*Requirements*: Reproduce the listing that follows with no differences at all.

*Information shown*:
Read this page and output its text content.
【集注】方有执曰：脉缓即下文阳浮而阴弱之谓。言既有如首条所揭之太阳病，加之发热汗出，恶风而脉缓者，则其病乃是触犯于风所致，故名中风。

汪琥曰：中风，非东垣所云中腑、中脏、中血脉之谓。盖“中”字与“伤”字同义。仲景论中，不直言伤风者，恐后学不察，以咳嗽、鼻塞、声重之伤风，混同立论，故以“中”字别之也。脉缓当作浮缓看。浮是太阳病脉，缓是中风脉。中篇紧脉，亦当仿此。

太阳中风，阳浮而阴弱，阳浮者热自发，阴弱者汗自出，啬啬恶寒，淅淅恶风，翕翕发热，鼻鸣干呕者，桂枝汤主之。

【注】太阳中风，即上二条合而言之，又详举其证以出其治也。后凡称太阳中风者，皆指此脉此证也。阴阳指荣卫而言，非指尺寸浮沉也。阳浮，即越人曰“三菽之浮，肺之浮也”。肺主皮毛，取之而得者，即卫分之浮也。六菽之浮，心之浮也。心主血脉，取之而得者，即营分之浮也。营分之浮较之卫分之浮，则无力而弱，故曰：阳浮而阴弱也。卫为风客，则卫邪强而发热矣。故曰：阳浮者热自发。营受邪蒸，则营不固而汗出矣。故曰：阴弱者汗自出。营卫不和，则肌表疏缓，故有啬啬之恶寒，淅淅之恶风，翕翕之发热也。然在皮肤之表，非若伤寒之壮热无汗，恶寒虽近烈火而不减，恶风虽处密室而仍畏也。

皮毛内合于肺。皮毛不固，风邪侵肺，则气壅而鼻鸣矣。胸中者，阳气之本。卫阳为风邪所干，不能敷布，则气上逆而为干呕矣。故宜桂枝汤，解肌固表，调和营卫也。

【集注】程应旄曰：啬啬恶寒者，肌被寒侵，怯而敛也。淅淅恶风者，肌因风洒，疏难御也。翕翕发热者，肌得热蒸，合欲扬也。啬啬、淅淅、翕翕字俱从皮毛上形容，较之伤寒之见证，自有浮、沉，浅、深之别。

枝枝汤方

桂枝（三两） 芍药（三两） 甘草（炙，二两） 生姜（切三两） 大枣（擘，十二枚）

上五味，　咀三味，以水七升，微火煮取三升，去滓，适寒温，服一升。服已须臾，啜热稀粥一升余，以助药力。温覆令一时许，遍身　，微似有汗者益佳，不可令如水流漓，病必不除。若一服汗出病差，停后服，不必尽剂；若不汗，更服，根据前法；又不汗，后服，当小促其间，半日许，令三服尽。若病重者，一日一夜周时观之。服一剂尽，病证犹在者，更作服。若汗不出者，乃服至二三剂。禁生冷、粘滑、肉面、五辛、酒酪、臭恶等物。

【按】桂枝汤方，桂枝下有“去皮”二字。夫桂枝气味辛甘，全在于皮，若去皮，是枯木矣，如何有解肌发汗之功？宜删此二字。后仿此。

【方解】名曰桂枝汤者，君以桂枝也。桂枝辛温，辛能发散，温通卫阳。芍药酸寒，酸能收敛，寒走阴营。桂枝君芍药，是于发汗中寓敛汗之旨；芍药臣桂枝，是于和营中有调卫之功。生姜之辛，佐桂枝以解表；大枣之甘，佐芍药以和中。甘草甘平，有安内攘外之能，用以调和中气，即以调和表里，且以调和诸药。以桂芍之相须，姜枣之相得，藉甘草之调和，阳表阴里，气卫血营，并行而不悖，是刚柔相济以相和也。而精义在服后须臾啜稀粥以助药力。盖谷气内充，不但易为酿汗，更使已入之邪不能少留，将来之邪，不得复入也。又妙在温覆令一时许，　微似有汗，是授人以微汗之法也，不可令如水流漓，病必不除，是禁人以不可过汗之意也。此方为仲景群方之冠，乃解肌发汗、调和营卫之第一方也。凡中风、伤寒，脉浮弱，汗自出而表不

*Output for this task*:
Read this page and output its text content.
【集注】方有执曰：脉缓即下文阳浮而阴弱之谓。言既有如首条所揭之太阳病，加之发热汗出，恶风而脉缓者，则其病乃是触犯于风所致，故名中风。

汪琥曰：中风，非东垣所云中腑、中脏、中血脉之谓。盖“中”字与“伤”字同义。仲景论中，不直言伤风者，恐后学不察，以咳嗽、鼻塞、声重之伤风，混同立论，故以“中”字别之也。脉缓当作浮缓看。浮是太阳病脉，缓是中风脉。中篇紧脉，亦当仿此。

太阳中风，阳浮而阴弱，阳浮者热自发，阴弱者汗自出，啬啬恶寒，淅淅恶风，翕翕发热，鼻鸣干呕者，桂枝汤主之。

【注】太阳中风，即上二条合而言之，又详举其证以出其治也。后凡称太阳中风者，皆指此脉此证也。阴阳指荣卫而言，非指尺寸浮沉也。阳浮，即越人曰“三菽之浮，肺之浮也”。肺主皮毛，取之而得者，即卫分之浮也。六菽之浮，心之浮也。心主血脉，取之而得者，即营分之浮也。营分之浮较之卫分之浮，则无力而弱，故曰：阳浮而阴弱也。卫为风客，则卫邪强而发热矣。故曰：阳浮者热自发。营受邪蒸，则营不固而汗出矣。故曰：阴弱者汗自出。营卫不和，则肌表疏缓，故有啬啬之恶寒，淅淅之恶风，翕翕之发热也。然在皮肤之表，非若伤寒之壮热无汗，恶寒虽近烈火而不减，恶风虽处密室而仍畏也。

皮毛内合于肺。皮毛不固，风邪侵肺，则气壅而鼻鸣矣。胸中者，阳气之本。卫阳为风邪所干，不能敷布，则气上逆而为干呕矣。故宜桂枝汤，解肌固表，调和营卫也。

【集注】程应旄曰：啬啬恶寒者，肌被寒侵，怯而敛也。淅淅恶风者，肌因风洒，疏难御也。翕翕发热者，肌得热蒸，合欲扬也。啬啬、淅淅、翕翕字俱从皮毛上形容，较之伤寒之见证，自有浮、沉，浅、深之别。

枝枝汤方

桂枝（三两） 芍药（三两） 甘草（炙，二两） 生姜（切三两） 大枣（擘，十二枚）

上五味，　咀三味，以水七升，微火煮取三升，去滓，适寒温，服一升。服已须臾，啜热稀粥一升余，以助药力。温覆令一时许，遍身　，微似有汗者益佳，不可令如水流漓，病必不除。若一服汗出病差，停后服，不必尽剂；若不汗，更服，根据前法；又不汗，后服，当小促其间，半日许，令三服尽。若病重者，一日一夜周时观之。服一剂尽，病证犹在者，更作服。若汗不出者，乃服至二三剂。禁生冷、粘滑、肉面、五辛、酒酪、臭恶等物。

【按】桂枝汤方，桂枝下有“去皮”二字。夫桂枝气味辛甘，全在于皮，若去皮，是枯木矣，如何有解肌发汗之功？宜删此二字。后仿此。

【方解】名曰桂枝汤者，君以桂枝也。桂枝辛温，辛能发散，温通卫阳。芍药酸寒，酸能收敛，寒走阴营。桂枝君芍药，是于发汗中寓敛汗之旨；芍药臣桂枝，是于和营中有调卫之功。生姜之辛，佐桂枝以解表；大枣之甘，佐芍药以和中。甘草甘平，有安内攘外之能，用以调和中气，即以调和表里，且以调和诸药。以桂芍之相须，姜枣之相得，藉甘草之调和，阳表阴里，气卫血营，并行而不悖，是刚柔相济以相和也。而精义在服后须臾啜稀粥以助药力。盖谷气内充，不但易为酿汗，更使已入之邪不能少留，将来之邪，不得复入也。又妙在温覆令一时许，　微似有汗，是授人以微汗之法也，不可令如水流漓，病必不除，是禁人以不可过汗之意也。此方为仲景群方之冠，乃解肌发汗、调和营卫之第一方也。凡中风、伤寒，脉浮弱，汗自出而表不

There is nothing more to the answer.